### EXERCISE:
Using the records provided below, locate and copy each line that contains the word "Consorzio".
════════
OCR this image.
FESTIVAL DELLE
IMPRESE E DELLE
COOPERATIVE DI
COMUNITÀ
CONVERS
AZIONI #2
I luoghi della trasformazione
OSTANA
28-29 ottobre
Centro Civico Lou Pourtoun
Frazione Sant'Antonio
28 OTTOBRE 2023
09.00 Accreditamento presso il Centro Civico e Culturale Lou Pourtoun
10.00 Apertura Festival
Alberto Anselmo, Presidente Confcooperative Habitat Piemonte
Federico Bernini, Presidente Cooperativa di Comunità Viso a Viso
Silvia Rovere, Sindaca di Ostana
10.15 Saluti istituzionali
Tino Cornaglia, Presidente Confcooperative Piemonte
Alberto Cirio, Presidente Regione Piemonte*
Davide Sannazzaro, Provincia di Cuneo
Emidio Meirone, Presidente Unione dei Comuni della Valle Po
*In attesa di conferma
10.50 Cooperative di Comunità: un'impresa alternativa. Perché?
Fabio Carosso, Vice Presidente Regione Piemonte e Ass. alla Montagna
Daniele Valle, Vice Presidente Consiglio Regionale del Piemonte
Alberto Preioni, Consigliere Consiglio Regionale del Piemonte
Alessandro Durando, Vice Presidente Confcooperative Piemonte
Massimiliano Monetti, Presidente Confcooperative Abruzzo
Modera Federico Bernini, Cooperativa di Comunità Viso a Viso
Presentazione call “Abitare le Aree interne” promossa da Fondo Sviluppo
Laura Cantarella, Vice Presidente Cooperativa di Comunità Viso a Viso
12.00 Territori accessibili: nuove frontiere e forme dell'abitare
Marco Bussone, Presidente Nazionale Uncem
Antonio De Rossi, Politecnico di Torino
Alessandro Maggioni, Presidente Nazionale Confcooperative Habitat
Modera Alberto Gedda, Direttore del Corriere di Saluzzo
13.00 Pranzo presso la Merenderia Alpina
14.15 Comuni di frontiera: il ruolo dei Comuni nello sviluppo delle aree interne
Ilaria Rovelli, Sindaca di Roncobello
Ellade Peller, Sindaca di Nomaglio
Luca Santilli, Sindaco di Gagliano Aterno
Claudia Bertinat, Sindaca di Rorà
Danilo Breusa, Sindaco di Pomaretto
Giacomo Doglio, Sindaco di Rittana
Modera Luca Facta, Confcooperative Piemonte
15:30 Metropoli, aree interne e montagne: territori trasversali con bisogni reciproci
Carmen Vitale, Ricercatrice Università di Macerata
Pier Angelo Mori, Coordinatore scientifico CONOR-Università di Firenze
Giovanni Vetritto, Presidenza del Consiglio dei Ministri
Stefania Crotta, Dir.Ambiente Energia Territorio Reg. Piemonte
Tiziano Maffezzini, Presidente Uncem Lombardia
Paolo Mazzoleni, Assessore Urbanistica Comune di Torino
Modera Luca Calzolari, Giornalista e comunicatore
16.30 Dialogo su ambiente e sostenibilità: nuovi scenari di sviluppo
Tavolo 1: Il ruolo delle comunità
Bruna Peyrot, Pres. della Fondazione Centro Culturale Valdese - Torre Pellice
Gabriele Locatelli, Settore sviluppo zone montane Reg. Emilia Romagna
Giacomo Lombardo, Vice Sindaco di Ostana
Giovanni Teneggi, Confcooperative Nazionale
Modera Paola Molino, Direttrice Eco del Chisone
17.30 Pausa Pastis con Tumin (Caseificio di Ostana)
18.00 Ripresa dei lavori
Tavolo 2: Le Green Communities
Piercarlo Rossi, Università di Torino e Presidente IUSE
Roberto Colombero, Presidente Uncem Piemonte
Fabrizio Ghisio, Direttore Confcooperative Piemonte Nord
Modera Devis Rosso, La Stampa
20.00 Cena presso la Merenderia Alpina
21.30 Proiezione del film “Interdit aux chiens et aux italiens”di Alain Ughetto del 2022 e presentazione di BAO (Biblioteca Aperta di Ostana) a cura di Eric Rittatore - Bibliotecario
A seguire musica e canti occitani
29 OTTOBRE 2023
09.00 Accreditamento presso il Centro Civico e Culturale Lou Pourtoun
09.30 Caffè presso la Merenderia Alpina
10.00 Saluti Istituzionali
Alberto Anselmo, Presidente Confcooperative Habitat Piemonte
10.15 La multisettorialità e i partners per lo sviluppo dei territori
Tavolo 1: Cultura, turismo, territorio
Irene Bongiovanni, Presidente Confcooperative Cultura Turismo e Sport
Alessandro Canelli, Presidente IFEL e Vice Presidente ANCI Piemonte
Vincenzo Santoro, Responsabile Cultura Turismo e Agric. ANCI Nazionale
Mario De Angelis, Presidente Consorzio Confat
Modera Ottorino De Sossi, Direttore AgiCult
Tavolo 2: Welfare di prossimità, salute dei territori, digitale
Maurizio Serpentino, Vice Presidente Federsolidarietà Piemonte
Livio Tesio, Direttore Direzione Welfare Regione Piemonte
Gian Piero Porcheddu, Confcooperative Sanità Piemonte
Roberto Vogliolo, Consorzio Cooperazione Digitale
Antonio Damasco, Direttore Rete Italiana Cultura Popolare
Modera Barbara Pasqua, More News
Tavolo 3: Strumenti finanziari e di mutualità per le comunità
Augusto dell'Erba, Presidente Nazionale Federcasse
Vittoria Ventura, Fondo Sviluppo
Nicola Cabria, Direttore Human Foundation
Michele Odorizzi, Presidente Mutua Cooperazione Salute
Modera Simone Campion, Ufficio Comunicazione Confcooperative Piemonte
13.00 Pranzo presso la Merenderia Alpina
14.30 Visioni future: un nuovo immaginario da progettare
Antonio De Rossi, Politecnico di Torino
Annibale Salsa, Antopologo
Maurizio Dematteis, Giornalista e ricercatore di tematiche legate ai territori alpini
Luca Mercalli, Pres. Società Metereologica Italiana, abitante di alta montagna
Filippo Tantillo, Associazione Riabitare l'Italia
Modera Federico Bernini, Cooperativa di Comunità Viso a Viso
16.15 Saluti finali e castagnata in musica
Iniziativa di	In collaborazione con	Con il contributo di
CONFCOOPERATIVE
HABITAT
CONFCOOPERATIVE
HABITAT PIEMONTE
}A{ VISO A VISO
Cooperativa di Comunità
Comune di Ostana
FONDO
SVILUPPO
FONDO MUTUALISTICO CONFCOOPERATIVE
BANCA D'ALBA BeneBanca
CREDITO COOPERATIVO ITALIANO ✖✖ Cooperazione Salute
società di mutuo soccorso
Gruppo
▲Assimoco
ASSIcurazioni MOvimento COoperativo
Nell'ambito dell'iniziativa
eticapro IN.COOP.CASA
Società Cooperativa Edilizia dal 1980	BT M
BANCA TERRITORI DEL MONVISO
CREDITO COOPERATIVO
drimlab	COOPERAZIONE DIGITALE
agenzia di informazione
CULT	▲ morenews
════════
### WORKED ANSWER:
Mario De Angelis, Presidente Consorzio Confat
Roberto Vogliolo, Consorzio Cooperazione Digitale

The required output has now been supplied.